#### Records for the task:

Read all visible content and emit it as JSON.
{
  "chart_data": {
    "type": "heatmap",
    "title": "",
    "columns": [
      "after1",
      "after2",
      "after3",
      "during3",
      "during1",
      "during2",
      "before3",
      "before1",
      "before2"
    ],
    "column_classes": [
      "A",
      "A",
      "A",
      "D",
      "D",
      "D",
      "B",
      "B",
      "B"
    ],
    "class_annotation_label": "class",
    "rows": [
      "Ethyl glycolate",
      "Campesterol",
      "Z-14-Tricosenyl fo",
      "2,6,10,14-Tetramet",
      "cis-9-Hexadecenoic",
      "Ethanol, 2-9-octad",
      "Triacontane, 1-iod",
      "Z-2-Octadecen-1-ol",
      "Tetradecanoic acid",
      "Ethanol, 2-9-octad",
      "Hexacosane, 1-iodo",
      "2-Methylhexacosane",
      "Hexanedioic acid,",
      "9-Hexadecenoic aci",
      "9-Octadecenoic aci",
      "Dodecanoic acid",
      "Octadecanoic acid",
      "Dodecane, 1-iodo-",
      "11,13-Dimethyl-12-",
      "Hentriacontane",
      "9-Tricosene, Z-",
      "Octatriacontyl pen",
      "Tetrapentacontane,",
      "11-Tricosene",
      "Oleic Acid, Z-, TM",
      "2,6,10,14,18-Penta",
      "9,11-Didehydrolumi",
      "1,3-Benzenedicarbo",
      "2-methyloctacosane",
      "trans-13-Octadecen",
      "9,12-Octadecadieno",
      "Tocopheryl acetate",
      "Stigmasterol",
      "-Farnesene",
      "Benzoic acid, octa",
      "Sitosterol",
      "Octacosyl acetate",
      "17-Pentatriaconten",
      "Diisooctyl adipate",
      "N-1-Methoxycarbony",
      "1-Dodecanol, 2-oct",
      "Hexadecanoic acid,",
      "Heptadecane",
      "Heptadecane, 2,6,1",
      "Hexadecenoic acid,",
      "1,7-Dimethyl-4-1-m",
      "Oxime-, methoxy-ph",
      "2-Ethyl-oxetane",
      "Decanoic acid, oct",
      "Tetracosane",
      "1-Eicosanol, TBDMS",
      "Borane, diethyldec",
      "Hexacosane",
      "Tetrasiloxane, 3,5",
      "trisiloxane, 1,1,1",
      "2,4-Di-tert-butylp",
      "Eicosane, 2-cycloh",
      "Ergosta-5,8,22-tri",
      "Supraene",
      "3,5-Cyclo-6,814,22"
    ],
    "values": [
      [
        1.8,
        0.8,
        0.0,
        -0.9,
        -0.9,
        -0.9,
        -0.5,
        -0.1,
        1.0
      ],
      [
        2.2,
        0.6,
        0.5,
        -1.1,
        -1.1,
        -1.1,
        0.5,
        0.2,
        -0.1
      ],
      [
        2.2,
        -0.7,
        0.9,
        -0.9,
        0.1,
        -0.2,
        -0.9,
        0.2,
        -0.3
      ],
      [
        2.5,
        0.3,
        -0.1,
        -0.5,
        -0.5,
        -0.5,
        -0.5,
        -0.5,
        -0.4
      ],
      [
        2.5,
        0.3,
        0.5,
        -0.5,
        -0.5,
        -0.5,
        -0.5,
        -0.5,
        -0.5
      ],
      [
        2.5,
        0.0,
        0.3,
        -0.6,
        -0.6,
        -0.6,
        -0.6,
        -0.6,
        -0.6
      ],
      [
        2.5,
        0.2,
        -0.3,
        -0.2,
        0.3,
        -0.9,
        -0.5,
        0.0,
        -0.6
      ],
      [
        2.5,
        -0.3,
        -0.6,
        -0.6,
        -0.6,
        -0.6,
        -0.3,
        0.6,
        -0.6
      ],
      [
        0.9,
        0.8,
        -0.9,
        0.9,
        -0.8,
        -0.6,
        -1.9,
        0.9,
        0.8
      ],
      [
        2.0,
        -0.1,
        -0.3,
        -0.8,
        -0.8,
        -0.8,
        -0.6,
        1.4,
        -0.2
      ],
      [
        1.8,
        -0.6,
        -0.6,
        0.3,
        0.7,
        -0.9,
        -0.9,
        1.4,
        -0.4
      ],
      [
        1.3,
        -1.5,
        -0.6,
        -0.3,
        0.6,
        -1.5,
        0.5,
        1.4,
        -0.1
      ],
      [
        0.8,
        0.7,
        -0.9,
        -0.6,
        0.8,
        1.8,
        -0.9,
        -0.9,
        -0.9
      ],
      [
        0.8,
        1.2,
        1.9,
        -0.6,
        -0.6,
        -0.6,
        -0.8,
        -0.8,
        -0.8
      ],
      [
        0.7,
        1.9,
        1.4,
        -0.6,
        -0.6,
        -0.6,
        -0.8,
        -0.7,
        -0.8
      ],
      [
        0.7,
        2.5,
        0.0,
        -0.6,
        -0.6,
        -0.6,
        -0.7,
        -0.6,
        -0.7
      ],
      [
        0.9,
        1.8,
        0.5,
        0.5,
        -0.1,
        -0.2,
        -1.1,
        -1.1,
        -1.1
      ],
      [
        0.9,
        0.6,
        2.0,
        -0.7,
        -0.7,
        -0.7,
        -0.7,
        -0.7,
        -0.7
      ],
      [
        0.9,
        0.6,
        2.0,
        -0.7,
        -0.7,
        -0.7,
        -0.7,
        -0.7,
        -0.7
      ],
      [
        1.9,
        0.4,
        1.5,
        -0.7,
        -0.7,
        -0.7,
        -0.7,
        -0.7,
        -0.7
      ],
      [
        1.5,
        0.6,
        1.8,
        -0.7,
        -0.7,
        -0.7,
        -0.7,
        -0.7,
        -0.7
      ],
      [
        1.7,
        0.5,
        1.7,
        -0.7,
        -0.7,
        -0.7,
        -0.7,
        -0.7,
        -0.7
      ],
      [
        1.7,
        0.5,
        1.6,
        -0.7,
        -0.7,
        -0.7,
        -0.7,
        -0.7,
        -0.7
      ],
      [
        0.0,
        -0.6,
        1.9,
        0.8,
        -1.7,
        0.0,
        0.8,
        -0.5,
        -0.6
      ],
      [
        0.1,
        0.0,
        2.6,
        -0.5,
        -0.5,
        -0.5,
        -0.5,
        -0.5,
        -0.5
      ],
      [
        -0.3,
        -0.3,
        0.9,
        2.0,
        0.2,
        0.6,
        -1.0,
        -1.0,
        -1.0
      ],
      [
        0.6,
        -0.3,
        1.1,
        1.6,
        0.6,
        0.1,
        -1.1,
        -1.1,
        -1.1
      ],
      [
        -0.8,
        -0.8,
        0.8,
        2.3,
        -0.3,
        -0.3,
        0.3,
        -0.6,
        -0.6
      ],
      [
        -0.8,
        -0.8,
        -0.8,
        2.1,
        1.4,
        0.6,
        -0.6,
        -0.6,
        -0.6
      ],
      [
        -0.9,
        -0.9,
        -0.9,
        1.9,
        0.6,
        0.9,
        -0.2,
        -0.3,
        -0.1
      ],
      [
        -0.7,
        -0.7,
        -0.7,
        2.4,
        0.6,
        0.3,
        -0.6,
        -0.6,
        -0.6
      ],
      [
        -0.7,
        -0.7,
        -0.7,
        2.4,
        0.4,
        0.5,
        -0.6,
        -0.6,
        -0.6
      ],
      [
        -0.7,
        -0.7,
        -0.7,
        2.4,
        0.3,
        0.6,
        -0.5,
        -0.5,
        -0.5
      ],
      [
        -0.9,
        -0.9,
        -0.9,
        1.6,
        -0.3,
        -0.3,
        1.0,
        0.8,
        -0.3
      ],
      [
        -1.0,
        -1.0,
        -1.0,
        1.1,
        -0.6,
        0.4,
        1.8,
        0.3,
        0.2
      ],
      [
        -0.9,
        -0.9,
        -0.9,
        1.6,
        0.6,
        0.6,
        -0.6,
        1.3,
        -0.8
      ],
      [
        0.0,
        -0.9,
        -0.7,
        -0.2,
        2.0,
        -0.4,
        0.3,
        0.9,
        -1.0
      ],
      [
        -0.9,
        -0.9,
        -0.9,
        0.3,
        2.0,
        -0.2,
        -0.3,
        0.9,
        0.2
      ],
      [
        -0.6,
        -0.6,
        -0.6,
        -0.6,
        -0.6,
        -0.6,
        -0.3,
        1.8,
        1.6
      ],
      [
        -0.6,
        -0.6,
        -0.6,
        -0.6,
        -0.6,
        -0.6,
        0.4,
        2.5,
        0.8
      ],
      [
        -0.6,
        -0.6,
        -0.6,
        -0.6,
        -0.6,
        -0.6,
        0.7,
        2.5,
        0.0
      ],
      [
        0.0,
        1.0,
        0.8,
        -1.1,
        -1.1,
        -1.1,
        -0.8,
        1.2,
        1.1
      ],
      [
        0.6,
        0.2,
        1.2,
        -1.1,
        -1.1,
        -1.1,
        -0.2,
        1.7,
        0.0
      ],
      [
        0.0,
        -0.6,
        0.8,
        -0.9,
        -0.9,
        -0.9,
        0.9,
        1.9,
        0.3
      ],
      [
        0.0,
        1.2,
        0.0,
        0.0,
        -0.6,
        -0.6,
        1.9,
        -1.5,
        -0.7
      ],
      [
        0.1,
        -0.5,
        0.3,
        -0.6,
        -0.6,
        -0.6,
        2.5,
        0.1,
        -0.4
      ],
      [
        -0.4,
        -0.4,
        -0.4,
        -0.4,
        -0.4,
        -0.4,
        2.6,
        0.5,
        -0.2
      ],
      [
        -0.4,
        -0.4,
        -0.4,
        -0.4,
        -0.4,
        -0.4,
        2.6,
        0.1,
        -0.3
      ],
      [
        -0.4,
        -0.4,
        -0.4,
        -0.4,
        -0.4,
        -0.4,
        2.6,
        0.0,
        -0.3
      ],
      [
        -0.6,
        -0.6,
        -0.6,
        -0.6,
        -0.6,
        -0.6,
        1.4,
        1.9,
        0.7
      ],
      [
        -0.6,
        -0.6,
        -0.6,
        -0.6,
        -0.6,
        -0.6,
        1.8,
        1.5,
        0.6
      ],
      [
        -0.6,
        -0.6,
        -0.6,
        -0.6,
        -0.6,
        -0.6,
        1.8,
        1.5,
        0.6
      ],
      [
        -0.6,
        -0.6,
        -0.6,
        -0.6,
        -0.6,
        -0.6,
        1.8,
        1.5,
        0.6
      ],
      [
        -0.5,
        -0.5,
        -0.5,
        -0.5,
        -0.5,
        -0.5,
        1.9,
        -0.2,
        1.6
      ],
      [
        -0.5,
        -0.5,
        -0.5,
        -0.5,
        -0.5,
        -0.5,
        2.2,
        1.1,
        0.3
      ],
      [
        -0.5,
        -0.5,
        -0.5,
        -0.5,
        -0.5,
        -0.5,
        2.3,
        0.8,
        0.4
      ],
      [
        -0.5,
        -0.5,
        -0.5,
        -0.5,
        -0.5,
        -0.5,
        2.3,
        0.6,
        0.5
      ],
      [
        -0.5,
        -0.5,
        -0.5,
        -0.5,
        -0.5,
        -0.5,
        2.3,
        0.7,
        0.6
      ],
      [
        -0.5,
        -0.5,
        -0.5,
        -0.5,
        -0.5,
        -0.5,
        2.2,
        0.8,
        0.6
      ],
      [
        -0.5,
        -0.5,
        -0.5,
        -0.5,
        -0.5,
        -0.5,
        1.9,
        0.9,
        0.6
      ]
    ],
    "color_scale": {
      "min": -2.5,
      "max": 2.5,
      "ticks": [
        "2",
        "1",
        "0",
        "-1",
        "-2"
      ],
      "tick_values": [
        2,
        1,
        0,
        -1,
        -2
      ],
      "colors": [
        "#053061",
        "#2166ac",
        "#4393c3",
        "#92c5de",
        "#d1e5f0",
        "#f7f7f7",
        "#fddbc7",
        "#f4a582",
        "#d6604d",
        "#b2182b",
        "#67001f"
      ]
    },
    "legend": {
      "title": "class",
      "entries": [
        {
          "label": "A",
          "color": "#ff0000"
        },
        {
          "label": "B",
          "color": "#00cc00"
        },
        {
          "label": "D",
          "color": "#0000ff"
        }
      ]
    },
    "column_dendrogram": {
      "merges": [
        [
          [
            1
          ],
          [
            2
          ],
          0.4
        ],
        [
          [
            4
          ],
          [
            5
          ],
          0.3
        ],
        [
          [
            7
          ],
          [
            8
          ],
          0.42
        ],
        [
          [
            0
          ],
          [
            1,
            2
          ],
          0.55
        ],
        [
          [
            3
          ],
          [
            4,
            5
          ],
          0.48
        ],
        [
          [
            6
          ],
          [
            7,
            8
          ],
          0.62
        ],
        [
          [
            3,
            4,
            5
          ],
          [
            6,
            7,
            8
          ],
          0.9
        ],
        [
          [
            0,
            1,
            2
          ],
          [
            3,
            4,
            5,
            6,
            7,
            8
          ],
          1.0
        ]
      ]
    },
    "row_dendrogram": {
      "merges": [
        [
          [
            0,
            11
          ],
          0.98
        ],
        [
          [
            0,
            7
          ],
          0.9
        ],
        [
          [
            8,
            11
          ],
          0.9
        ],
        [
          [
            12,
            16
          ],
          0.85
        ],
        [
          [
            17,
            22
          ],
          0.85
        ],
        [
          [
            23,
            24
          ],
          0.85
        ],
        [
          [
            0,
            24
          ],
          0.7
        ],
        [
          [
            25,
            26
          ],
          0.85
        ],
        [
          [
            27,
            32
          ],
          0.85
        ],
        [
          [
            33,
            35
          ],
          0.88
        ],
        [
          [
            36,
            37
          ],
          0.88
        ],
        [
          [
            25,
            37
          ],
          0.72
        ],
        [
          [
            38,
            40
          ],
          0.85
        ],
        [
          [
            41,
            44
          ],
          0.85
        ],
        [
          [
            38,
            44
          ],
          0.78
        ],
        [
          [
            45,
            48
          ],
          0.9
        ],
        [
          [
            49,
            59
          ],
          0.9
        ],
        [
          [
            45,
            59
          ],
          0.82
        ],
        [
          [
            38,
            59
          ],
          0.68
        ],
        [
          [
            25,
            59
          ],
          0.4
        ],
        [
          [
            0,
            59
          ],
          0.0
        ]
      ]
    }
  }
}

#### What the task asks:
Check each line of the records above for "Hexadecenoic", and copy those that have it.

#### Output for this exercise:
      "cis-9-Hexadecenoic",
      "9-Hexadecenoic aci",
      "Hexadecenoic acid,",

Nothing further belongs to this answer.